- INFORMATION SHOWN
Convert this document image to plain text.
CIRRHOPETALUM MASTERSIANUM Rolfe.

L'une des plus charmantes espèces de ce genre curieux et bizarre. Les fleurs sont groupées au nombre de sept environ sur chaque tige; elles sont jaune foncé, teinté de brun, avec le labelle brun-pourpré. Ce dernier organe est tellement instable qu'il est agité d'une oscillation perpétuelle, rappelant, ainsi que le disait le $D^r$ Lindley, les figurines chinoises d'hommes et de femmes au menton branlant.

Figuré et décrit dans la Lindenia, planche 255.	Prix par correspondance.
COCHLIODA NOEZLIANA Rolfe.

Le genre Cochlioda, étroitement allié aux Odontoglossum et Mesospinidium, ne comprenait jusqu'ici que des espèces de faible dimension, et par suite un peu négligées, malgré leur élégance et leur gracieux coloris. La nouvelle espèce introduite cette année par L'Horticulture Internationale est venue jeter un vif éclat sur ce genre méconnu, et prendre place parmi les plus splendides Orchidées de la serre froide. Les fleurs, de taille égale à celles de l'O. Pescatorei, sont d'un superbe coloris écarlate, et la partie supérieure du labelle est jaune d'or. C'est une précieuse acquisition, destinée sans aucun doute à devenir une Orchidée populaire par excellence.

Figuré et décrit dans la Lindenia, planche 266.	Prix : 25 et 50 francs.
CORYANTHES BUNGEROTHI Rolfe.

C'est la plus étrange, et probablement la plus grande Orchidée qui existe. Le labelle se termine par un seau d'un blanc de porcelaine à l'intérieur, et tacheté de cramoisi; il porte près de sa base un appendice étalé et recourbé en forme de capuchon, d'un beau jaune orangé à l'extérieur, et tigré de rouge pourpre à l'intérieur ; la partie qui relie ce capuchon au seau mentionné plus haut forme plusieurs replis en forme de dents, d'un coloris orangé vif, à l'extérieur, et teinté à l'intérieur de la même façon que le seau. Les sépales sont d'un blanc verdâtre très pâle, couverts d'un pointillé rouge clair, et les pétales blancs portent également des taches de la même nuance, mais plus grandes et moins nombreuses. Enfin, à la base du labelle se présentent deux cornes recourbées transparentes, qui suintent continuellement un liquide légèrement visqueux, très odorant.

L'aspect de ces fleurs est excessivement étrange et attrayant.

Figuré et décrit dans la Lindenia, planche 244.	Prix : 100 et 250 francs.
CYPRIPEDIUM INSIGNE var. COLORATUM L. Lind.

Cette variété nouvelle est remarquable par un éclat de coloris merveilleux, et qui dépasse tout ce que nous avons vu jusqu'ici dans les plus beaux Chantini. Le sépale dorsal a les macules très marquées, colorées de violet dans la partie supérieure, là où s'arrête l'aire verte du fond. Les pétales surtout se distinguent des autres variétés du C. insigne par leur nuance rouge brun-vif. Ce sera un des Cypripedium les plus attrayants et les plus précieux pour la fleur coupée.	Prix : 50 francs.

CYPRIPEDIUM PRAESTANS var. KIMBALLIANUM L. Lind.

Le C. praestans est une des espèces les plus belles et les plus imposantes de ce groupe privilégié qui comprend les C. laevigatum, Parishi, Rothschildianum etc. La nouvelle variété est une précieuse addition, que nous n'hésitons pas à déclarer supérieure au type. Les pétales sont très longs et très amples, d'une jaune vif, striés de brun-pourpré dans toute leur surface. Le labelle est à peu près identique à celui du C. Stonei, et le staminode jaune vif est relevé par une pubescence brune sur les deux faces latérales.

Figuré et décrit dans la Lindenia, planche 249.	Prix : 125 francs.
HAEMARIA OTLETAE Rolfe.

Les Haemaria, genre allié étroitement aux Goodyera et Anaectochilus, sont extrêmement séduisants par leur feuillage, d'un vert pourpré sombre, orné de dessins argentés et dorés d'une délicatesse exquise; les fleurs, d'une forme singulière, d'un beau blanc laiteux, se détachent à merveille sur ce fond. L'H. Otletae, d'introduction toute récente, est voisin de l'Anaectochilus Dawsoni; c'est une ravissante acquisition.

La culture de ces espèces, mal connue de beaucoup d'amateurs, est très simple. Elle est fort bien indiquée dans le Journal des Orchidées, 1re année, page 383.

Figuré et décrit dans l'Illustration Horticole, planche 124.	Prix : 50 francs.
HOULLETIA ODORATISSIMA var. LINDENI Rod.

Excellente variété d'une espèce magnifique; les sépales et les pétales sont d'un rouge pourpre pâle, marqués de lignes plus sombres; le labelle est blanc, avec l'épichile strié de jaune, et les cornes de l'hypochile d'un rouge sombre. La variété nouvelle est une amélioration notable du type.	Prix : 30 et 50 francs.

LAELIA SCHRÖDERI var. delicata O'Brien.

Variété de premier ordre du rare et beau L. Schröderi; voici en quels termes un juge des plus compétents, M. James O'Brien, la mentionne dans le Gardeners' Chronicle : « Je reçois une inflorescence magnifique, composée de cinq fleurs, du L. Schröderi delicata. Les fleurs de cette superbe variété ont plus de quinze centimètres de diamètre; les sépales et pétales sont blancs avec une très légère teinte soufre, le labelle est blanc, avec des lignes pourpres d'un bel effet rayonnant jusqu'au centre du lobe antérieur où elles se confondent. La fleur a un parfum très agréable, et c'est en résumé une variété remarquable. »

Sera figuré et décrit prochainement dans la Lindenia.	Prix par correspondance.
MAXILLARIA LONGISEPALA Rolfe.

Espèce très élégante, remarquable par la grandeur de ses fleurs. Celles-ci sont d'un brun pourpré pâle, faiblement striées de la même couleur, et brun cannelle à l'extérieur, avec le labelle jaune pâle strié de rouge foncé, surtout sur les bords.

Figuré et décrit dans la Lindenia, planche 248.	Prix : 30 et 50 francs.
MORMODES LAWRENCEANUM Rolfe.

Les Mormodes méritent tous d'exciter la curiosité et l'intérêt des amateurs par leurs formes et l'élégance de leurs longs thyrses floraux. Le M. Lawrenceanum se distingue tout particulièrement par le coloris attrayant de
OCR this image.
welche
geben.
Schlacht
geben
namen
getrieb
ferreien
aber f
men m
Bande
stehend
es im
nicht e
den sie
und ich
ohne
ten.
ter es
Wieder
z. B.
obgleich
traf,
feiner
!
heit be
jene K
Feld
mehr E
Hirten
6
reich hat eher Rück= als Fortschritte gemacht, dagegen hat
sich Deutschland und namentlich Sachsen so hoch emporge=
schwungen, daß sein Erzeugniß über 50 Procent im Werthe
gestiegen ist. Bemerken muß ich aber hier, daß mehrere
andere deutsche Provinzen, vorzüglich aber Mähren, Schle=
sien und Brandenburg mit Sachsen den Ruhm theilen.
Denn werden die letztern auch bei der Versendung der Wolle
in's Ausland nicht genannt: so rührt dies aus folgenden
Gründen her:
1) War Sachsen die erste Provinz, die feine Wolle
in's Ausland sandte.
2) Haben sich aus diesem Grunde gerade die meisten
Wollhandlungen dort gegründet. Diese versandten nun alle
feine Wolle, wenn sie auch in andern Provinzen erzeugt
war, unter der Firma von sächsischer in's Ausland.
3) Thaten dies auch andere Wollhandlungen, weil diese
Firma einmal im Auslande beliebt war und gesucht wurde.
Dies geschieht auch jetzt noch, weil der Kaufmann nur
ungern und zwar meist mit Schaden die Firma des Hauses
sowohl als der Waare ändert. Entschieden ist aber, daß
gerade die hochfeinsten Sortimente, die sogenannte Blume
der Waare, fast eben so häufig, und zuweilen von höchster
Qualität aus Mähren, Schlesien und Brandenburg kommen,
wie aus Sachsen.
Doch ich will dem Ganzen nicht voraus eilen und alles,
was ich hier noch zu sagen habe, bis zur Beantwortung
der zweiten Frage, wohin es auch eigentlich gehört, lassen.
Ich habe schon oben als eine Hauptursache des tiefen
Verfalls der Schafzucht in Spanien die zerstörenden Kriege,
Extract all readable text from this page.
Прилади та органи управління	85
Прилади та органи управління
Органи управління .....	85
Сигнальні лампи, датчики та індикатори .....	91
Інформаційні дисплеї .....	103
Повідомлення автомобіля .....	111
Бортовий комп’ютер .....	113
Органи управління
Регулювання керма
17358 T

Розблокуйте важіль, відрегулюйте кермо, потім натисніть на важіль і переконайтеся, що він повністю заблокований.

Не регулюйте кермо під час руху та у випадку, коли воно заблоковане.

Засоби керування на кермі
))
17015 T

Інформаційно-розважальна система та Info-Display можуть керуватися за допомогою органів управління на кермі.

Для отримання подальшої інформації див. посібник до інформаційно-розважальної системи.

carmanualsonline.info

- THE PROBLEM
Note each line of the entries that has "Firma" in it, and copy those lines.

- TASK RESPONSE
war, unter der Firma von sächsischer in's Ausland.
Firma einmal im Auslande beliebt war und gesucht wurde.
ungern und zwar meist mit Schaden die Firma des Hauses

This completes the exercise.